- **Exercise aim**
Select from the records below every line that has the word "Weekly" in it.
● ● ●
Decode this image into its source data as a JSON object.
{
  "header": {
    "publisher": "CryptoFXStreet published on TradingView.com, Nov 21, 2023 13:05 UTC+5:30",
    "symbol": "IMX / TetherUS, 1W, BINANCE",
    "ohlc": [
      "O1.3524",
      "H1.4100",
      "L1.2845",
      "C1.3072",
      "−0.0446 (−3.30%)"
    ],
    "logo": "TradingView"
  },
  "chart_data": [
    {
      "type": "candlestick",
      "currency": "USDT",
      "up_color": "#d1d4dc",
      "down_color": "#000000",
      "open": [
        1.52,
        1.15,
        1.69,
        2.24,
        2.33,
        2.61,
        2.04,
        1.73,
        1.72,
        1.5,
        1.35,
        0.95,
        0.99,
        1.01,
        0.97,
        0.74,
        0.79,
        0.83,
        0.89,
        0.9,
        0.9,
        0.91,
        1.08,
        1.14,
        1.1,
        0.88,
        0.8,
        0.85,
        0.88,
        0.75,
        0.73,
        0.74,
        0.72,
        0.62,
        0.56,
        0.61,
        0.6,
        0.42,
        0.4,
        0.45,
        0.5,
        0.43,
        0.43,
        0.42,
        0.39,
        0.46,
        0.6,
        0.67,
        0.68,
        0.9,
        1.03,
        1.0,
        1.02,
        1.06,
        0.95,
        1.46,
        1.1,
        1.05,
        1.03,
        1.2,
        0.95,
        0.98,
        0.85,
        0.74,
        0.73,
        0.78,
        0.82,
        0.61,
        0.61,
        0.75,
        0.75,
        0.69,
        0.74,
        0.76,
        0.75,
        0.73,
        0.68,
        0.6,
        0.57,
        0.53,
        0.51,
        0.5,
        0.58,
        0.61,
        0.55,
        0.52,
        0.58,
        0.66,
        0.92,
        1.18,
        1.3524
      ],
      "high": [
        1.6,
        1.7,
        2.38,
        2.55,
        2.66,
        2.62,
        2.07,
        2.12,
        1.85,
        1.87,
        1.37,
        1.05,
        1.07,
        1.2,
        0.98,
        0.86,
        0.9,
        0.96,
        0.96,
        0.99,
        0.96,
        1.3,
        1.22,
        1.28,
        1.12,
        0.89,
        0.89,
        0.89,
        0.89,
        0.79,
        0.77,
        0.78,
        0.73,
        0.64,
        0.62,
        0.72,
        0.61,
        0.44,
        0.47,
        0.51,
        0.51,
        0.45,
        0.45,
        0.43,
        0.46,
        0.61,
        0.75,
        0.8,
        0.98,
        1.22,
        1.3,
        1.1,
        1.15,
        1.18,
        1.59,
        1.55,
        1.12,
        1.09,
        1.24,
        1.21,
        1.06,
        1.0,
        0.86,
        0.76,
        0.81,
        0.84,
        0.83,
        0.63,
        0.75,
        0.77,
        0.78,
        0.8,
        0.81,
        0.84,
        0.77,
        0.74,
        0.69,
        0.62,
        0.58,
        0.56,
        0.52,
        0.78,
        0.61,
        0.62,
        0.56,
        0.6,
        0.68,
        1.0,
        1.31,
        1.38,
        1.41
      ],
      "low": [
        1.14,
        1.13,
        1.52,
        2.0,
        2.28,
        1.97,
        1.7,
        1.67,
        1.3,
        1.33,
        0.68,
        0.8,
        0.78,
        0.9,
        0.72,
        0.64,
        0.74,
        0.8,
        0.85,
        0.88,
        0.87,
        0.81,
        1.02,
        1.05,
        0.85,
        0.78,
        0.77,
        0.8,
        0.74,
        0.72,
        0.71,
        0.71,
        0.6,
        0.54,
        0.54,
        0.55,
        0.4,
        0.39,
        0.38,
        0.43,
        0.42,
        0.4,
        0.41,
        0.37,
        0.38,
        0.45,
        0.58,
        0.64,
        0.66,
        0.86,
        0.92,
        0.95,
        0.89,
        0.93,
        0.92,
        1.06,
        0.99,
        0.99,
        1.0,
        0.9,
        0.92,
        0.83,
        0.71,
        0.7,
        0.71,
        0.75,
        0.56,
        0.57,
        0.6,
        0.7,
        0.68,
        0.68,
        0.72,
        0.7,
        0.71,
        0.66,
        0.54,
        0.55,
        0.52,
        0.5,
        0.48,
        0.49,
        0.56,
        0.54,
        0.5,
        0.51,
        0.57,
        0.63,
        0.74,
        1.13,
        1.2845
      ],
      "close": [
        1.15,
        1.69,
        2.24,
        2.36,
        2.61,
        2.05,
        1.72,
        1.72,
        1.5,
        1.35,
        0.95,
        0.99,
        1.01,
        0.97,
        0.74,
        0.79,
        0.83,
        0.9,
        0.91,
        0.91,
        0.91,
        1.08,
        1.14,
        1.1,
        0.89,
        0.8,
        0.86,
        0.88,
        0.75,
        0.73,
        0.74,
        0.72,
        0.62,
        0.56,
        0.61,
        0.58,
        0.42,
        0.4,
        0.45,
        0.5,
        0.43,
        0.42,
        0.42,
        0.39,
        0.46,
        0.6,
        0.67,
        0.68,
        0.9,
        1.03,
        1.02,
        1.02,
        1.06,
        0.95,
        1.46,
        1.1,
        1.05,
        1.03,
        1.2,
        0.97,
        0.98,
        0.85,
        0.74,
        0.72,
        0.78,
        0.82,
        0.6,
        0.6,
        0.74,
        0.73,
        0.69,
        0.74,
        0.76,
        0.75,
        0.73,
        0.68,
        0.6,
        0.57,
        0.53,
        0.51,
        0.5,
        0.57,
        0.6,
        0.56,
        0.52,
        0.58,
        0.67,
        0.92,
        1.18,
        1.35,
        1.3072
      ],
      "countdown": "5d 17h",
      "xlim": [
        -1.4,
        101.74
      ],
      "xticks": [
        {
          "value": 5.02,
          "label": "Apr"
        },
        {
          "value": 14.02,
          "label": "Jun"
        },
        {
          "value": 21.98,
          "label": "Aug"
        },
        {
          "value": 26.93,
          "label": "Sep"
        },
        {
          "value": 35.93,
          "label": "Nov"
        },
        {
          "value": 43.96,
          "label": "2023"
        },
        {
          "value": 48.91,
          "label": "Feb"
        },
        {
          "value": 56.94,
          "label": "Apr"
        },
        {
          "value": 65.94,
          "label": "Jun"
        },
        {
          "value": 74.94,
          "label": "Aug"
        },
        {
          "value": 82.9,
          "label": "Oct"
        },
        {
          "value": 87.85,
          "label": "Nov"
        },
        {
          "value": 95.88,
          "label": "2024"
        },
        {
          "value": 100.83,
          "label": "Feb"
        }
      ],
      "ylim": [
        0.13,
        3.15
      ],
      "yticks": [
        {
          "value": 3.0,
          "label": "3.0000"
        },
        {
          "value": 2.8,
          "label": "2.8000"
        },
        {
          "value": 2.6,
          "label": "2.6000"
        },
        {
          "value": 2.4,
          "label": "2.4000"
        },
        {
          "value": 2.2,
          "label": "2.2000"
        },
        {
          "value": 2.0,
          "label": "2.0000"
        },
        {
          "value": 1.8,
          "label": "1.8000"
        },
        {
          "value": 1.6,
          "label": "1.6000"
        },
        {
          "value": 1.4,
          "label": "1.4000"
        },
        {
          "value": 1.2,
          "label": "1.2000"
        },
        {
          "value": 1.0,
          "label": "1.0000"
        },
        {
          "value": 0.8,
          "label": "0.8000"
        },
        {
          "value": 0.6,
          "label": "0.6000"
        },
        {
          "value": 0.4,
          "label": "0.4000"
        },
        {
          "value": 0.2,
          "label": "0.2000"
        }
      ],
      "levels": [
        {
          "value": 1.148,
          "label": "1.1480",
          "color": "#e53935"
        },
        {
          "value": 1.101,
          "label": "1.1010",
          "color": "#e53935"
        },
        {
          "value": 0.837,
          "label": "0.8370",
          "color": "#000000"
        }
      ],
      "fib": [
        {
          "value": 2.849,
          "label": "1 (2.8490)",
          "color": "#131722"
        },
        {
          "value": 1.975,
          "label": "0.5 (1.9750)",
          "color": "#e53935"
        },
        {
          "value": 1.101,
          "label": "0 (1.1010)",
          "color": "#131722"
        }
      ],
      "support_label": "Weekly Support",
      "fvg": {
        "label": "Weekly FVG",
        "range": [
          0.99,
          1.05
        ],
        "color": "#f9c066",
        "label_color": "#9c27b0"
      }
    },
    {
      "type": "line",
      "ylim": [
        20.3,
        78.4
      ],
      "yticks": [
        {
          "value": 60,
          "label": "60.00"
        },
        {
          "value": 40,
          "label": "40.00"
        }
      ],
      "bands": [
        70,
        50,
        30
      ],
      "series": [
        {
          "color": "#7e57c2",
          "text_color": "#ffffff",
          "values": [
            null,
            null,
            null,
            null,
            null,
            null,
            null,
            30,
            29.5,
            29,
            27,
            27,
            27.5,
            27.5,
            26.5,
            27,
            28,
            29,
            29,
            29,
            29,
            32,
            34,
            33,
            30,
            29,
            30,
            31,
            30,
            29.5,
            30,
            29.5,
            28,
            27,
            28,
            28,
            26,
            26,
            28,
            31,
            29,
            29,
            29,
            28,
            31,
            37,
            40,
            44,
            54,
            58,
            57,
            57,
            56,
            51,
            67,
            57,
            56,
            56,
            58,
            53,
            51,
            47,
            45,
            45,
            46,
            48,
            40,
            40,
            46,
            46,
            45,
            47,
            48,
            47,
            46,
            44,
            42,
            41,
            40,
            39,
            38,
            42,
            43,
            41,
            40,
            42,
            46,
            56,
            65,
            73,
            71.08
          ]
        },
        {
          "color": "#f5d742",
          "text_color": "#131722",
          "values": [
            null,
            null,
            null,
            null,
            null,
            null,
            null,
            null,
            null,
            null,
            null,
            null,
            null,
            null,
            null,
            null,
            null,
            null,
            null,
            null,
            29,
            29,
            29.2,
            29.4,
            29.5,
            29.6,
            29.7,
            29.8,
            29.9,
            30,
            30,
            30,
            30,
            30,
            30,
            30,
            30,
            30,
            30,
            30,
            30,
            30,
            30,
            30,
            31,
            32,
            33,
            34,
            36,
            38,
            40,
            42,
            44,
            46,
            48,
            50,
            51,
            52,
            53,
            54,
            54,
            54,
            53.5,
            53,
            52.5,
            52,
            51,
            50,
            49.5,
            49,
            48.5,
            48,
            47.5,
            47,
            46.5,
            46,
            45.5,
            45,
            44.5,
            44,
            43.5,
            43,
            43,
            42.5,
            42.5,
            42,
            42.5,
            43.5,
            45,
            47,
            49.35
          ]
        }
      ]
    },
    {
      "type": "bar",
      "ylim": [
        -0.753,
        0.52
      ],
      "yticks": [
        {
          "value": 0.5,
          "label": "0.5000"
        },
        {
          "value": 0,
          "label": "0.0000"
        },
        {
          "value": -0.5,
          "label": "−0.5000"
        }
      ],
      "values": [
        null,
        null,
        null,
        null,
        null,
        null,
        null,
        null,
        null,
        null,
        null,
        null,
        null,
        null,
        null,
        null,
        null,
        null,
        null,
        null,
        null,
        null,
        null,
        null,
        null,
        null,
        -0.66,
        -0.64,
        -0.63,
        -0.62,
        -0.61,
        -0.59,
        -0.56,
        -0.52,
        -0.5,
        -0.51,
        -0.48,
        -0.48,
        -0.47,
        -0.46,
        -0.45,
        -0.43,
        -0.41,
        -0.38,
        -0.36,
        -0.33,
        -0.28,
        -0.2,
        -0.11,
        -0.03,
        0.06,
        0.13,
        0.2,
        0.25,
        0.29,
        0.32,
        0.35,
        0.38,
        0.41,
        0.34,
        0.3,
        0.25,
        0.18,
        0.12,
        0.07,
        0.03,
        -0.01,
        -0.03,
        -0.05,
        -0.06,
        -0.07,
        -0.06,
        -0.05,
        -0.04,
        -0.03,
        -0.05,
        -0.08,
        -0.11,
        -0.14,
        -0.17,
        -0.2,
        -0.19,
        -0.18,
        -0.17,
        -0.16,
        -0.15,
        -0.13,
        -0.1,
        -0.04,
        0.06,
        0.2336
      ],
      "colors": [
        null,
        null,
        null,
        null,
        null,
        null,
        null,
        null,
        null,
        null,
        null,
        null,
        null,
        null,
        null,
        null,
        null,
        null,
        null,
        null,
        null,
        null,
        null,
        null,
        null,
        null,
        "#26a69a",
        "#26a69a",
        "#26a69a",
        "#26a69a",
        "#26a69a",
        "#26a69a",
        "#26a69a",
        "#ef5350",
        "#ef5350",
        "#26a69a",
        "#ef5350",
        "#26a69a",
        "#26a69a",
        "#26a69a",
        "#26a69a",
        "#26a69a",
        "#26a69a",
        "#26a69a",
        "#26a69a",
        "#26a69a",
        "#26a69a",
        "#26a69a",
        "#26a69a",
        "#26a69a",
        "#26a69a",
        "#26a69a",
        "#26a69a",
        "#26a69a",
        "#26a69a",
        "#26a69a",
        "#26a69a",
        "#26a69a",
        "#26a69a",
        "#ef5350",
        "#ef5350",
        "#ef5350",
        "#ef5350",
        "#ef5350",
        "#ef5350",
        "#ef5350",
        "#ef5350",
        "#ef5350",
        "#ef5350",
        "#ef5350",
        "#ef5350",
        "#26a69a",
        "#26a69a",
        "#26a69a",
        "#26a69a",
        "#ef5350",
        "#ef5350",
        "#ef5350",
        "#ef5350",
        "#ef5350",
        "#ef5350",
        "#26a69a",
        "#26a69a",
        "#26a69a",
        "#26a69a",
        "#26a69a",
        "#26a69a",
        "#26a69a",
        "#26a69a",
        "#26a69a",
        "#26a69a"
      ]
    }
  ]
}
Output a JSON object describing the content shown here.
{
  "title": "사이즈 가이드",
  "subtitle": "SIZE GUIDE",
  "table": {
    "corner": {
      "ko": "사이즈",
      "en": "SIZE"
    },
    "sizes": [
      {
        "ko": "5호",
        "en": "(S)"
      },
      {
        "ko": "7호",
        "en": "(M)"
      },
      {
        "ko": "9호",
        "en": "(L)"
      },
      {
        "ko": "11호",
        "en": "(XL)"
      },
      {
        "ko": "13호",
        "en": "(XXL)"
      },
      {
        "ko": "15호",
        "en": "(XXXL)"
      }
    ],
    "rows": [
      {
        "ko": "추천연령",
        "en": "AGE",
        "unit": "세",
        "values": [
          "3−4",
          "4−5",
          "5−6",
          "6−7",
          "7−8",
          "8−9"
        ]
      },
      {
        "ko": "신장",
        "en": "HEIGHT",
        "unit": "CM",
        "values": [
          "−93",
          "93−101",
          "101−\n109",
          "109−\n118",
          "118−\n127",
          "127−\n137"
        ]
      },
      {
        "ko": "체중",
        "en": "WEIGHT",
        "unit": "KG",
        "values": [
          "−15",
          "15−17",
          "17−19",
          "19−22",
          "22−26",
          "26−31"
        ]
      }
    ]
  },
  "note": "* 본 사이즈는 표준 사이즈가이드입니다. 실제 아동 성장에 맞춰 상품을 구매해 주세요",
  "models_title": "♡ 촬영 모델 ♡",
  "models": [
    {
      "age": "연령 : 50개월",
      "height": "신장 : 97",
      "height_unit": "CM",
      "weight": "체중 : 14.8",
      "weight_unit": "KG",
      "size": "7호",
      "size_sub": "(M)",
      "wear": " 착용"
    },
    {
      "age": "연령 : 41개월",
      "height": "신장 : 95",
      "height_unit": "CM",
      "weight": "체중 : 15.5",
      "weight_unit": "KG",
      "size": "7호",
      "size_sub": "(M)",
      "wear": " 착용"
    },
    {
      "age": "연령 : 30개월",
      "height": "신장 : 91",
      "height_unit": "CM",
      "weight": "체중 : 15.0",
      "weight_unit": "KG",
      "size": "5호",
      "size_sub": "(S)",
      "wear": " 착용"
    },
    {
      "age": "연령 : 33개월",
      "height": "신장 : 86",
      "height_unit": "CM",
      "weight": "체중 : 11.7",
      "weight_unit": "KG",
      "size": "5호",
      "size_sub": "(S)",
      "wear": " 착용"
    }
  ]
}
● ● ●
- **The output**
      "support_label": "Weekly Support",
        "label": "Weekly FVG",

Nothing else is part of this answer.